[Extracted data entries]
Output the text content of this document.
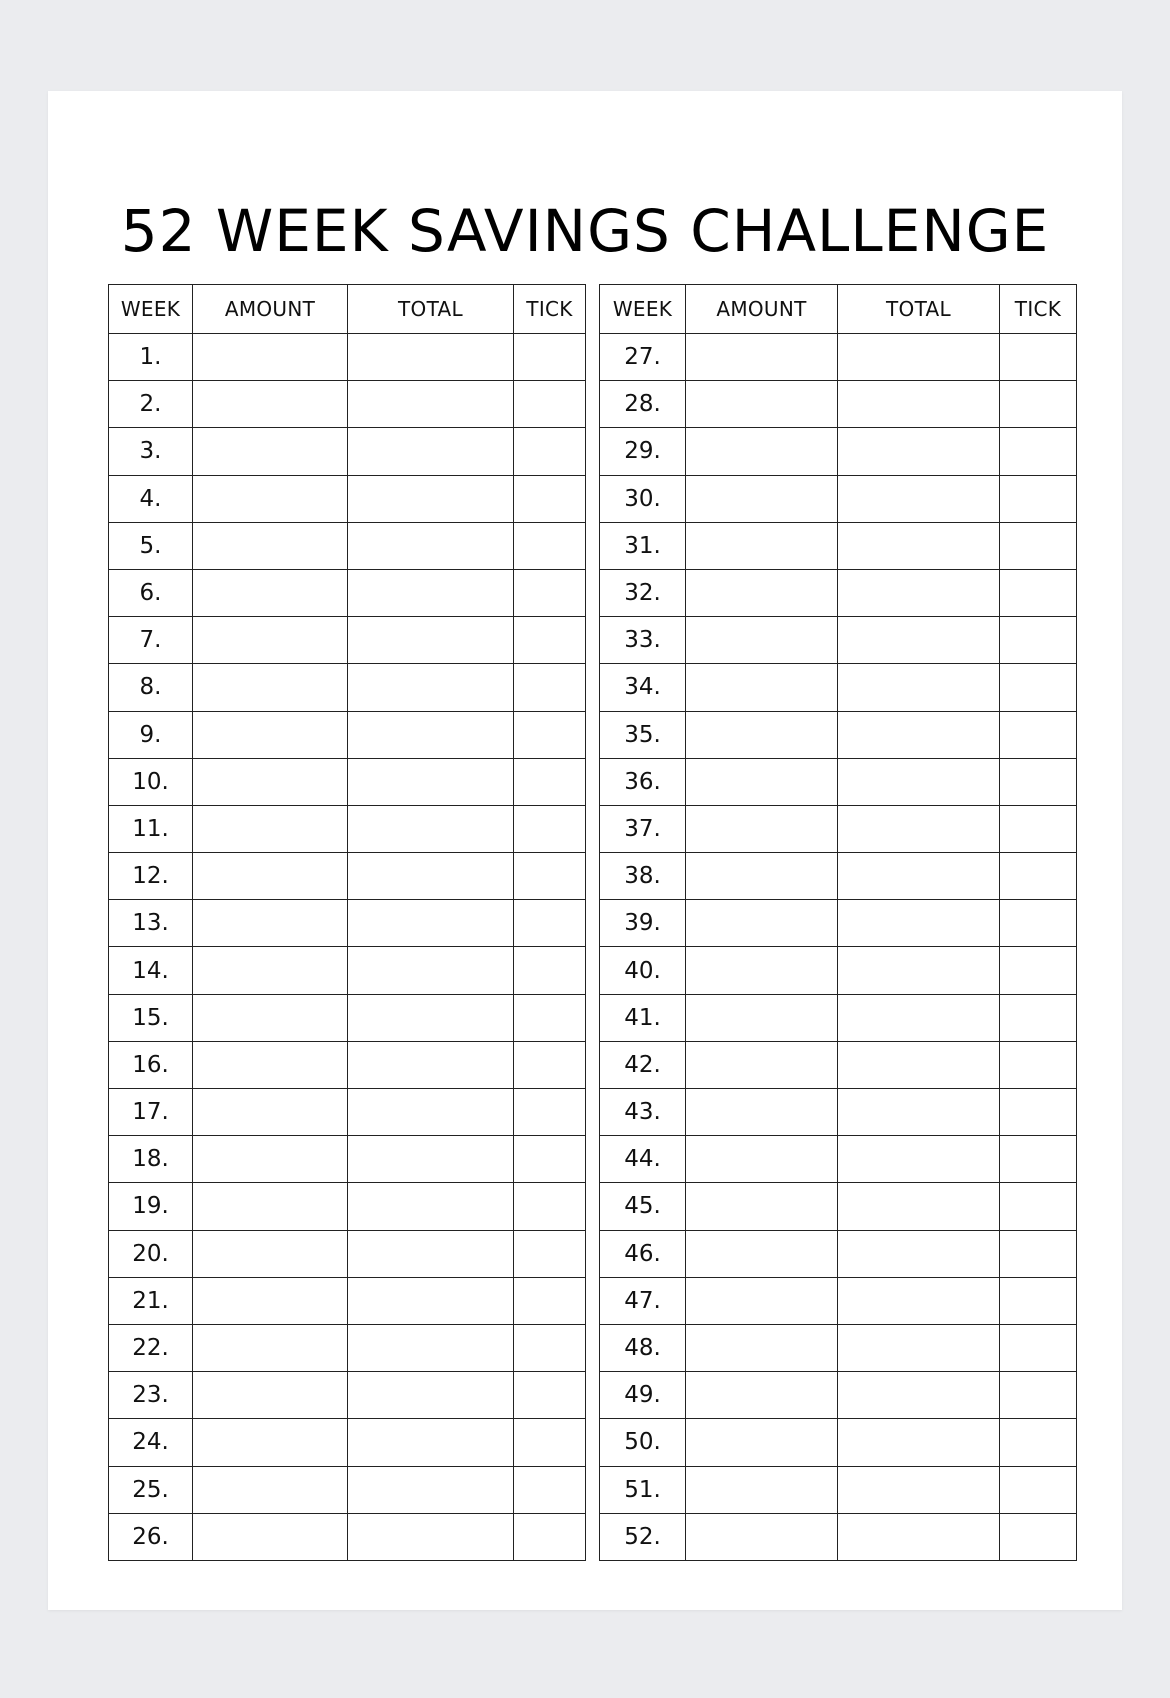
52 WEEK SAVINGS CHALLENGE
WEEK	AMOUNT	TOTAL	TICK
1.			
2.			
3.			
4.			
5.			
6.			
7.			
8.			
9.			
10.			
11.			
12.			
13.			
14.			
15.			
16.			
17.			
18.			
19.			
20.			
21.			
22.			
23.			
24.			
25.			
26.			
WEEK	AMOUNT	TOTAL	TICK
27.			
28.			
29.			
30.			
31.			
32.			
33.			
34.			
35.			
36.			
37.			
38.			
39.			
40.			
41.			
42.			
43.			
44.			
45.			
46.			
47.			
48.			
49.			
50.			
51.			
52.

---

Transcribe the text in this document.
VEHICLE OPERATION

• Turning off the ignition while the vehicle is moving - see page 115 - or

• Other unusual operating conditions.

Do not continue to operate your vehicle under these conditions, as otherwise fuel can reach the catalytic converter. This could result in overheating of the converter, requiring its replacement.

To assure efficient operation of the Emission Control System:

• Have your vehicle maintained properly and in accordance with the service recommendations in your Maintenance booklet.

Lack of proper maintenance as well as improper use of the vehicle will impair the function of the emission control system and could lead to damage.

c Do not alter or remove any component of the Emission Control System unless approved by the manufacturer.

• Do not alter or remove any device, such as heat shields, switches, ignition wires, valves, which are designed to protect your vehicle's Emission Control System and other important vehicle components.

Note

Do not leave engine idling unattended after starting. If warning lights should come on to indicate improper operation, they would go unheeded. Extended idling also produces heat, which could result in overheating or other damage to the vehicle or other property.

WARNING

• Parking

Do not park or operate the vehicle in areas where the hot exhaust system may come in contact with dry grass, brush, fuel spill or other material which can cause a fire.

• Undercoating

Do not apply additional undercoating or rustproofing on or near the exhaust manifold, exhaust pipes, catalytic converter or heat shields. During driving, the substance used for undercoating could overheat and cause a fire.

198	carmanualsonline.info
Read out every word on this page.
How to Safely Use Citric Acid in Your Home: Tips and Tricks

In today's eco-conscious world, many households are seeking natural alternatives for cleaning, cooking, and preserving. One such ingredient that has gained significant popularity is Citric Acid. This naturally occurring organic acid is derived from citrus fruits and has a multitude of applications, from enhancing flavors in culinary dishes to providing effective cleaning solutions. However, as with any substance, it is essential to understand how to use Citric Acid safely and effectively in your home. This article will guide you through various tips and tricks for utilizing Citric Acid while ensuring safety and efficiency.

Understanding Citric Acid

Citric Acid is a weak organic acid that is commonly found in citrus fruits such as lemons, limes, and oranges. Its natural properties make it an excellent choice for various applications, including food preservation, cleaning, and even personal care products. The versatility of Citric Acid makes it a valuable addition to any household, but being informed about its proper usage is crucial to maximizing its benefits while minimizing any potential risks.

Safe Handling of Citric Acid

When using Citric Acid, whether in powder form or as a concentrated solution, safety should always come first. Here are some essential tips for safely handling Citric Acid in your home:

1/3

**What you need to do**: How many lines in the listing above contain "which"? Answer with the number alone.

**Reply**: 3